### Aim of the exercise:
Without the pictures, reproduce the records that follow exactly.
--- begin ---
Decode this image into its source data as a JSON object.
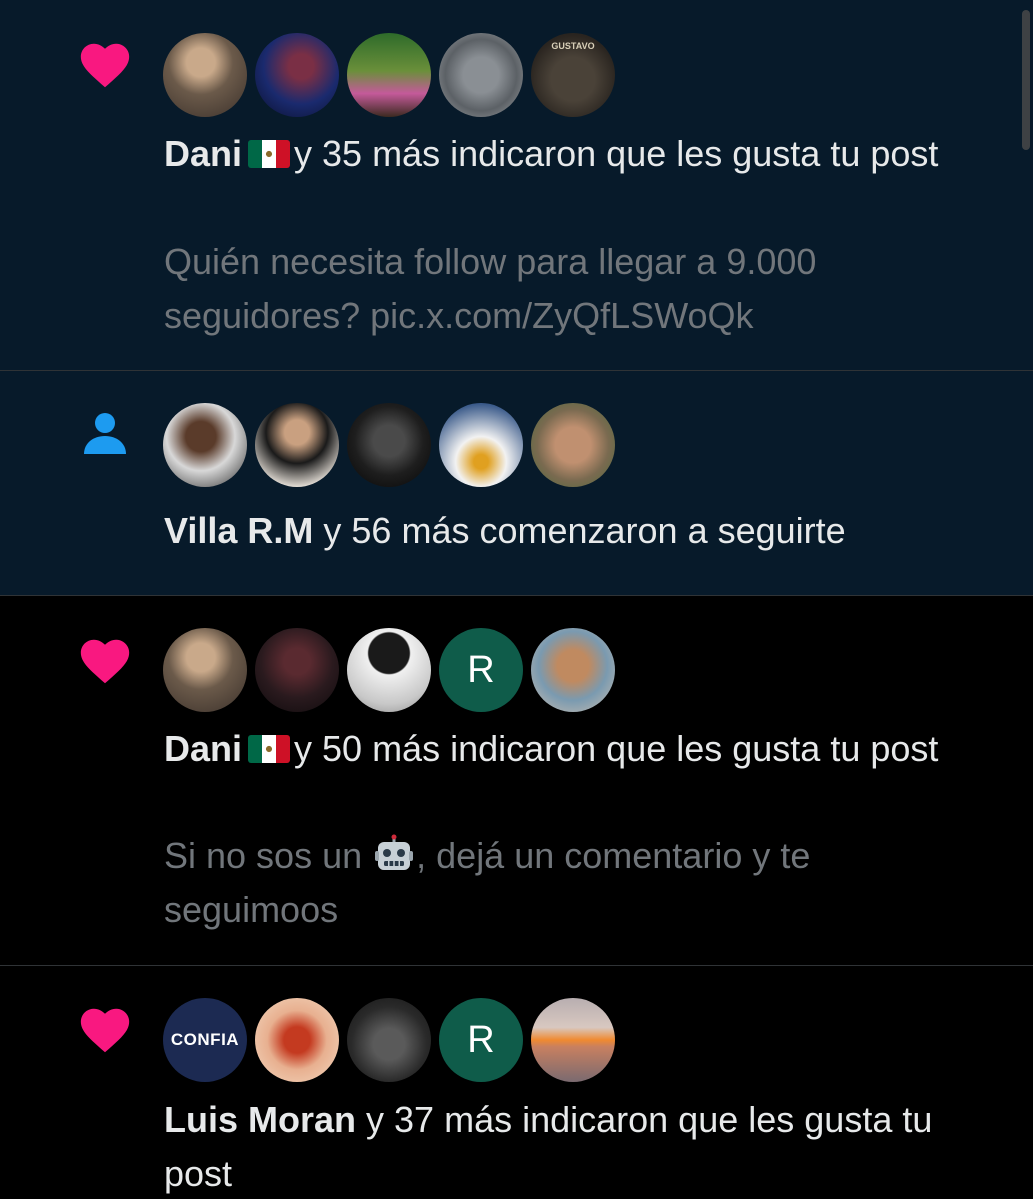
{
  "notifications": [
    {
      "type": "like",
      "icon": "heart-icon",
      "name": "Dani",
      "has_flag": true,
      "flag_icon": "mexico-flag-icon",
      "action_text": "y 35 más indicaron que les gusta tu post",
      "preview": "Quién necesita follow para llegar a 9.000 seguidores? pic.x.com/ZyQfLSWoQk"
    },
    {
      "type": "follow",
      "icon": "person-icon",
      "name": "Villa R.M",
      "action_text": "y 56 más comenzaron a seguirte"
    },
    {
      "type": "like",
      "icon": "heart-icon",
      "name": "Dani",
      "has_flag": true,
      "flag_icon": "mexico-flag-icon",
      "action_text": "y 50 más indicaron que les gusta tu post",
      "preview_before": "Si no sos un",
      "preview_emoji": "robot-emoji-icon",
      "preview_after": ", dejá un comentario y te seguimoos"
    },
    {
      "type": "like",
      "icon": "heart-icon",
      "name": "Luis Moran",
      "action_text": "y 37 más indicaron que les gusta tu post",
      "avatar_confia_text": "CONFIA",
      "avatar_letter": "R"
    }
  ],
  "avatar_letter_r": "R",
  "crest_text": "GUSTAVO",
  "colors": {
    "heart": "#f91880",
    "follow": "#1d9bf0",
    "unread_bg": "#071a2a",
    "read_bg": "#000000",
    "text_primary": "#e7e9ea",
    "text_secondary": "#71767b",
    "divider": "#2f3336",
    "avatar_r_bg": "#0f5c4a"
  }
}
--- end ---
### Solution for this exercise:
Decode this image into its source data as a JSON object.
{
  "notifications": [
    {
      "type": "like",
      "icon": "heart-icon",
      "name": "Dani",
      "has_flag": true,
      "flag_icon": "mexico-flag-icon",
      "action_text": "y 35 más indicaron que les gusta tu post",
      "preview": "Quién necesita follow para llegar a 9.000 seguidores? pic.x.com/ZyQfLSWoQk"
    },
    {
      "type": "follow",
      "icon": "person-icon",
      "name": "Villa R.M",
      "action_text": "y 56 más comenzaron a seguirte"
    },
    {
      "type": "like",
      "icon": "heart-icon",
      "name": "Dani",
      "has_flag": true,
      "flag_icon": "mexico-flag-icon",
      "action_text": "y 50 más indicaron que les gusta tu post",
      "preview_before": "Si no sos un",
      "preview_emoji": "robot-emoji-icon",
      "preview_after": ", dejá un comentario y te seguimoos"
    },
    {
      "type": "like",
      "icon": "heart-icon",
      "name": "Luis Moran",
      "action_text": "y 37 más indicaron que les gusta tu post",
      "avatar_confia_text": "CONFIA",
      "avatar_letter": "R"
    }
  ],
  "avatar_letter_r": "R",
  "crest_text": "GUSTAVO",
  "colors": {
    "heart": "#f91880",
    "follow": "#1d9bf0",
    "unread_bg": "#071a2a",
    "read_bg": "#000000",
    "text_primary": "#e7e9ea",
    "text_secondary": "#71767b",
    "divider": "#2f3336",
    "avatar_r_bg": "#0f5c4a"
  }
}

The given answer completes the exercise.